* _To be done_
Copy out all lines carrying the word "K₂SO₄".

* _Data listing_
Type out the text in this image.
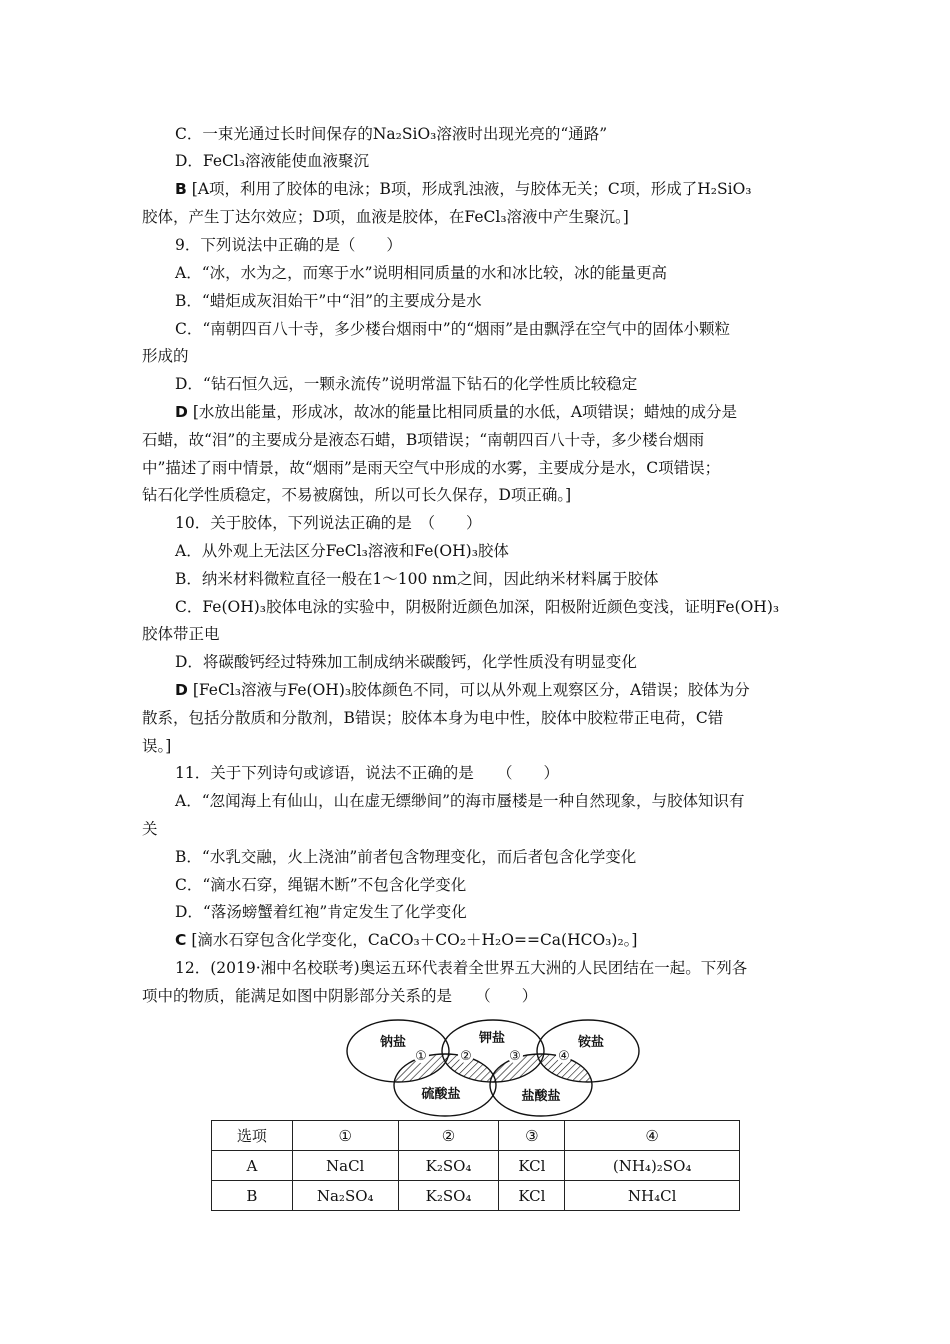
C．一束光通过长时间保存的Na₂SiO₃溶液时出现光亮的“通路”
D．FeCl₃溶液能使血液聚沉
B [A项，利用了胶体的电泳；B项，形成乳浊液，与胶体无关；C项，形成了H₂SiO₃
胶体，产生丁达尔效应；D项，血液是胶体，在FeCl₃溶液中产生聚沉。]
9．下列说法中正确的是（　　）
A．“冰，水为之，而寒于水”说明相同质量的水和冰比较，冰的能量更高
B．“蜡炬成灰泪始干”中“泪”的主要成分是水
C．“南朝四百八十寺，多少楼台烟雨中”的“烟雨”是由飘浮在空气中的固体小颗粒
形成的
D．“钻石恒久远，一颗永流传”说明常温下钻石的化学性质比较稳定
D [水放出能量，形成冰，故冰的能量比相同质量的水低，A项错误；蜡烛的成分是
石蜡，故“泪”的主要成分是液态石蜡，B项错误；“南朝四百八十寺，多少楼台烟雨
中”描述了雨中情景，故“烟雨”是雨天空气中形成的水雾，主要成分是水，C项错误；
钻石化学性质稳定，不易被腐蚀，所以可长久保存，D项正确。]
10．关于胶体，下列说法正确的是　（　　）
A．从外观上无法区分FeCl₃溶液和Fe(OH)₃胶体
B．纳米材料微粒直径一般在1～100 nm之间，因此纳米材料属于胶体
C．Fe(OH)₃胶体电泳的实验中，阴极附近颜色加深，阳极附近颜色变浅，证明Fe(OH)₃
胶体带正电
D．将碳酸钙经过特殊加工制成纳米碳酸钙，化学性质没有明显变化
D [FeCl₃溶液与Fe(OH)₃胶体颜色不同，可以从外观上观察区分，A错误；胶体为分
散系，包括分散质和分散剂，B错误；胶体本身为电中性，胶体中胶粒带正电荷，C错
误。]
11．关于下列诗句或谚语，说法不正确的是　　（　　）
A．“忽闻海上有仙山，山在虚无缥缈间”的海市蜃楼是一种自然现象，与胶体知识有
关
B．“水乳交融，火上浇油”前者包含物理变化，而后者包含化学变化
C．“滴水石穿，绳锯木断”不包含化学变化
D．“落汤螃蟹着红袍”肯定发生了化学变化
C [滴水石穿包含化学变化，CaCO₃＋CO₂＋H₂O==Ca(HCO₃)₂。]
12．(2019·湘中名校联考)奥运五环代表着全世界五大洲的人民团结在一起。下列各
项中的物质，能满足如图中阴影部分关系的是　　（　　）
钠盐	钾盐	铵盐
硫酸盐	盐酸盐
①	②	③	④
选项	①	②	③	④
A	NaCl	K₂SO₄	KCl	(NH₄)₂SO₄
B	Na₂SO₄	K₂SO₄	KCl	NH₄Cl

* _Complete response_
A	NaCl	K₂SO₄	KCl	(NH₄)₂SO₄
B	Na₂SO₄	K₂SO₄	KCl	NH₄Cl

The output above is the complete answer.